Set exercise –
Exactly retype the lines below from the one containing "Output a JSON" through the end of the listing. Leave pictures out.

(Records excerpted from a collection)
———
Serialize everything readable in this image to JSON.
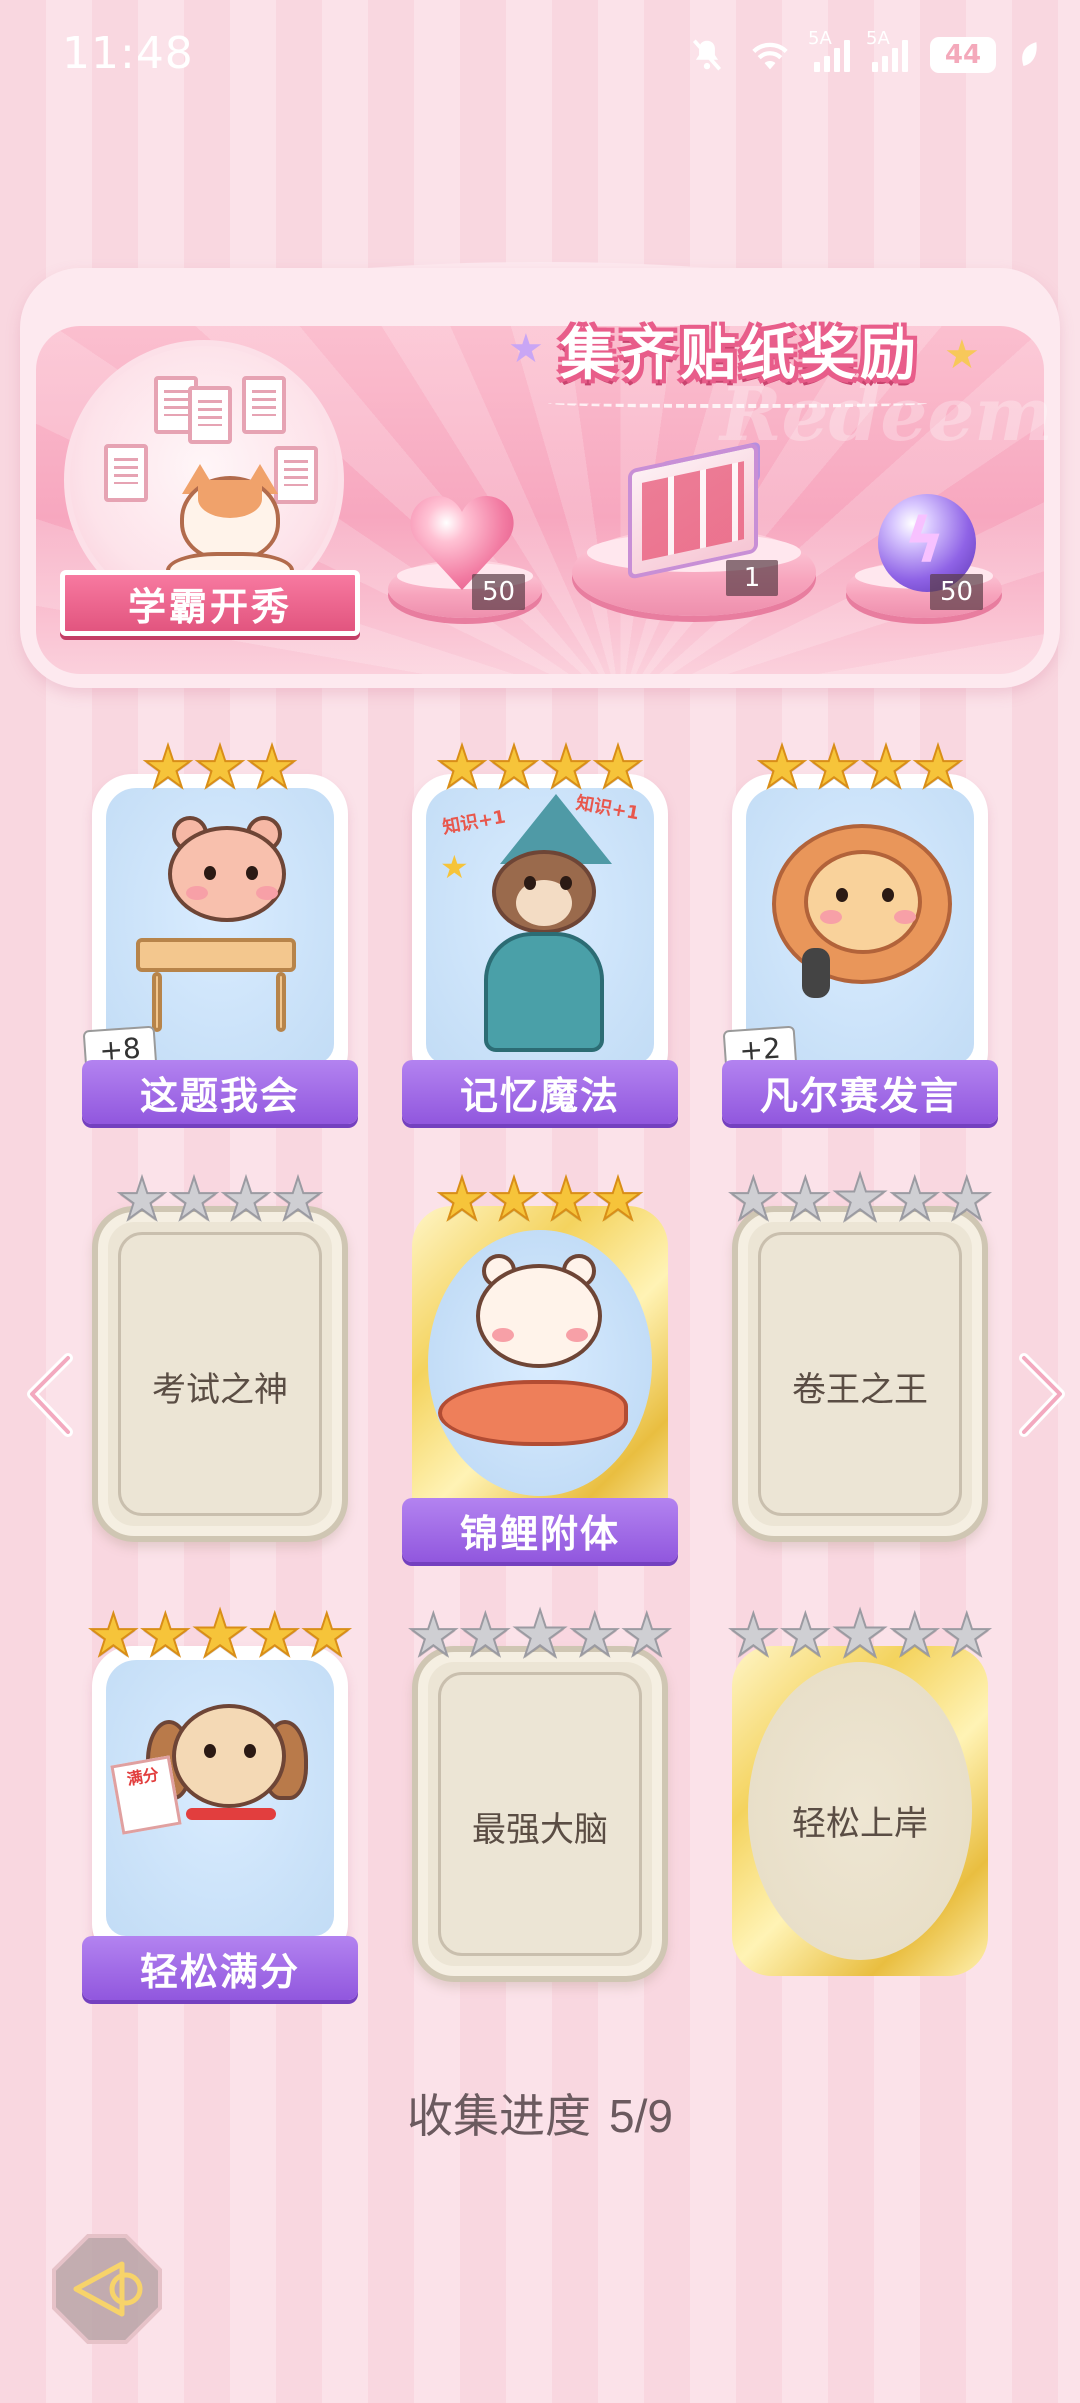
{
  "status_bar": {
    "time": "11:48",
    "network_1": "5A",
    "network_2": "5A",
    "battery": "44"
  },
  "banner": {
    "title": "集齐贴纸奖励",
    "watermark": "Redeem",
    "emblem_label": "学霸开秀",
    "rewards": [
      {
        "icon": "heart-gem-icon",
        "count": "50"
      },
      {
        "icon": "gift-box-icon",
        "count": "1"
      },
      {
        "icon": "energy-orb-icon",
        "count": "50"
      }
    ]
  },
  "stickers": [
    {
      "name": "这题我会",
      "stars": 3,
      "max_stars": 3,
      "collected": true,
      "extra": "+8"
    },
    {
      "name": "记忆魔法",
      "stars": 4,
      "max_stars": 4,
      "collected": true,
      "extra": ""
    },
    {
      "name": "凡尔赛发言",
      "stars": 4,
      "max_stars": 4,
      "collected": true,
      "extra": "+2"
    },
    {
      "name": "考试之神",
      "stars": 0,
      "max_stars": 4,
      "collected": false
    },
    {
      "name": "锦鲤附体",
      "stars": 4,
      "max_stars": 4,
      "collected": true,
      "extra": ""
    },
    {
      "name": "卷王之王",
      "stars": 0,
      "max_stars": 5,
      "collected": false
    },
    {
      "name": "轻松满分",
      "stars": 5,
      "max_stars": 5,
      "collected": true,
      "extra": ""
    },
    {
      "name": "最强大脑",
      "stars": 0,
      "max_stars": 5,
      "collected": false
    },
    {
      "name": "轻松上岸",
      "stars": 0,
      "max_stars": 5,
      "collected": false
    }
  ],
  "art_text": {
    "knowledge_left": "知识+1",
    "knowledge_right": "知识+1",
    "full_marks": "满分"
  },
  "progress": {
    "label": "收集进度",
    "value": "5/9"
  },
  "colors": {
    "accent_pink": "#e85d8a",
    "label_purple": "#9157de",
    "star_gold": "#f6c43a",
    "star_grey": "#cfcfd3"
  }
}
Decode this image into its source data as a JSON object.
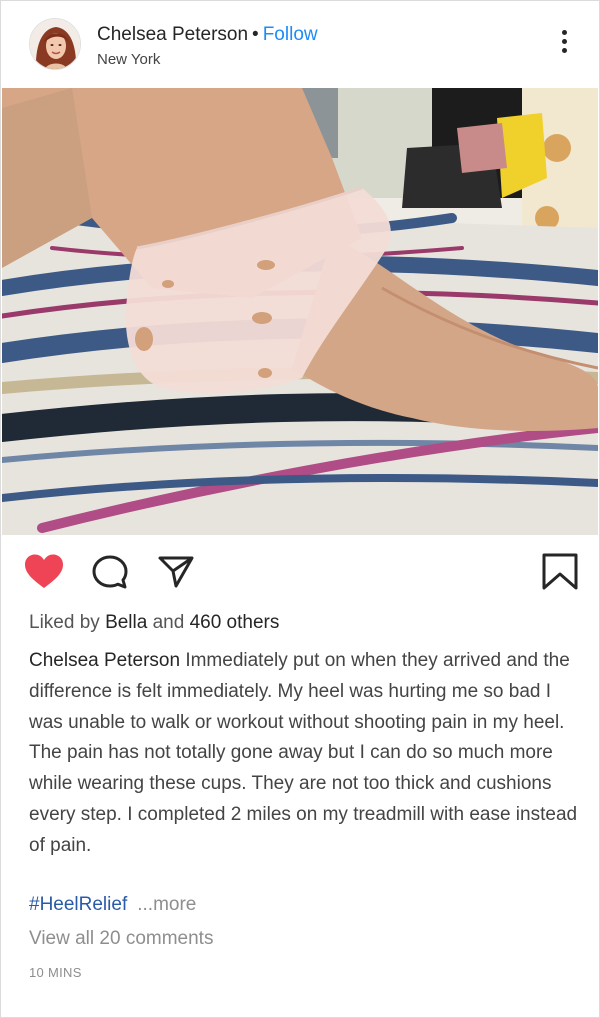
{
  "post": {
    "user": {
      "name": "Chelsea Peterson",
      "separator": "•",
      "follow_label": "Follow",
      "location": "New York"
    },
    "image_alt": "Foot wearing a silicone heel cup on a striped bed sheet",
    "likes": {
      "prefix": "Liked by",
      "liker": "Bella",
      "conjunction": "and",
      "others": "460 others"
    },
    "caption": {
      "username": "Chelsea Peterson",
      "text": "Immediately put on when they arrived and the difference is felt immediately. My heel was hurting me so bad I was unable to walk or workout without shooting pain in my heel. The pain has not totally gone away but I can do so much more while wearing these cups. They are not too thick and cushions every step. I completed 2 miles on my treadmill with ease instead of pain."
    },
    "hashtag": "#HeelRelief",
    "more_label": "...more",
    "view_comments": "View all 20 comments",
    "timestamp": "10 MINS"
  },
  "icons": {
    "like": "heart-icon",
    "comment": "comment-icon",
    "share": "paper-plane-icon",
    "save": "bookmark-icon",
    "options": "more-vertical-icon"
  },
  "colors": {
    "like_active": "#ef4455",
    "follow": "#1d8cf8",
    "hashtag": "#2a5ba8",
    "muted": "#8e8e8e"
  }
}
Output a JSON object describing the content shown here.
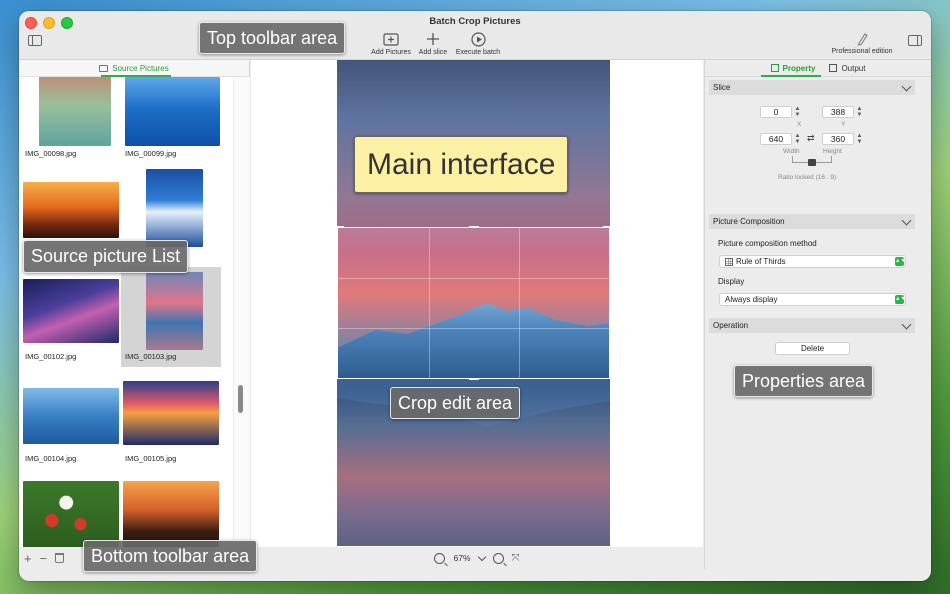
{
  "window": {
    "title": "Batch Crop Pictures"
  },
  "toolbar": {
    "add_pictures": "Add Pictures",
    "add_slice": "Add slice",
    "execute_batch": "Execute batch",
    "professional": "Professional edition"
  },
  "source_panel": {
    "tab_label": "Source Pictures",
    "items": [
      {
        "name": "IMG_00098.jpg"
      },
      {
        "name": "IMG_00099.jpg"
      },
      {
        "name": ""
      },
      {
        "name": ""
      },
      {
        "name": "IMG_00102.jpg"
      },
      {
        "name": "IMG_00103.jpg"
      },
      {
        "name": "IMG_00104.jpg"
      },
      {
        "name": "IMG_00105.jpg"
      },
      {
        "name": ""
      },
      {
        "name": ""
      }
    ],
    "selected_index": 5
  },
  "zoom": {
    "value": "67%"
  },
  "inspector": {
    "tab_property": "Property",
    "tab_output": "Output",
    "slice": {
      "header": "Slice",
      "x": "0",
      "y": "388",
      "width": "640",
      "height": "360",
      "x_label": "X",
      "y_label": "Y",
      "width_label": "Width",
      "height_label": "Height",
      "ratio_text": "Ratio locked (16 : 9)"
    },
    "composition": {
      "header": "Picture Composition",
      "method_label": "Picture composition method",
      "method_value": "Rule of Thirds",
      "display_label": "Display",
      "display_value": "Always display"
    },
    "operation": {
      "header": "Operation",
      "delete_label": "Delete"
    }
  },
  "callouts": {
    "top_toolbar": "Top toolbar area",
    "main_interface": "Main interface",
    "source_list": "Source picture List",
    "crop_edit": "Crop edit area",
    "properties": "Properties area",
    "bottom_toolbar": "Bottom toolbar area"
  },
  "colors": {
    "accent": "#34a853",
    "callout_bg": "#6b6b6b",
    "main_callout_bg": "#fbf0a3"
  }
}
———
Expected answer –
Output a JSON object describing the content shown here.
{
  "window": {
    "title": "Batch Crop Pictures"
  },
  "toolbar": {
    "add_pictures": "Add Pictures",
    "add_slice": "Add slice",
    "execute_batch": "Execute batch",
    "professional": "Professional edition"
  },
  "source_panel": {
    "tab_label": "Source Pictures",
    "items": [
      {
        "name": "IMG_00098.jpg"
      },
      {
        "name": "IMG_00099.jpg"
      },
      {
        "name": ""
      },
      {
        "name": ""
      },
      {
        "name": "IMG_00102.jpg"
      },
      {
        "name": "IMG_00103.jpg"
      },
      {
        "name": "IMG_00104.jpg"
      },
      {
        "name": "IMG_00105.jpg"
      },
      {
        "name": ""
      },
      {
        "name": ""
      }
    ],
    "selected_index": 5
  },
  "zoom": {
    "value": "67%"
  },
  "inspector": {
    "tab_property": "Property",
    "tab_output": "Output",
    "slice": {
      "header": "Slice",
      "x": "0",
      "y": "388",
      "width": "640",
      "height": "360",
      "x_label": "X",
      "y_label": "Y",
      "width_label": "Width",
      "height_label": "Height",
      "ratio_text": "Ratio locked (16 : 9)"
    },
    "composition": {
      "header": "Picture Composition",
      "method_label": "Picture composition method",
      "method_value": "Rule of Thirds",
      "display_label": "Display",
      "display_value": "Always display"
    },
    "operation": {
      "header": "Operation",
      "delete_label": "Delete"
    }
  },
  "callouts": {
    "top_toolbar": "Top toolbar area",
    "main_interface": "Main interface",
    "source_list": "Source picture List",
    "crop_edit": "Crop edit area",
    "properties": "Properties area",
    "bottom_toolbar": "Bottom toolbar area"
  },
  "colors": {
    "accent": "#34a853",
    "callout_bg": "#6b6b6b",
    "main_callout_bg": "#fbf0a3"
  }
}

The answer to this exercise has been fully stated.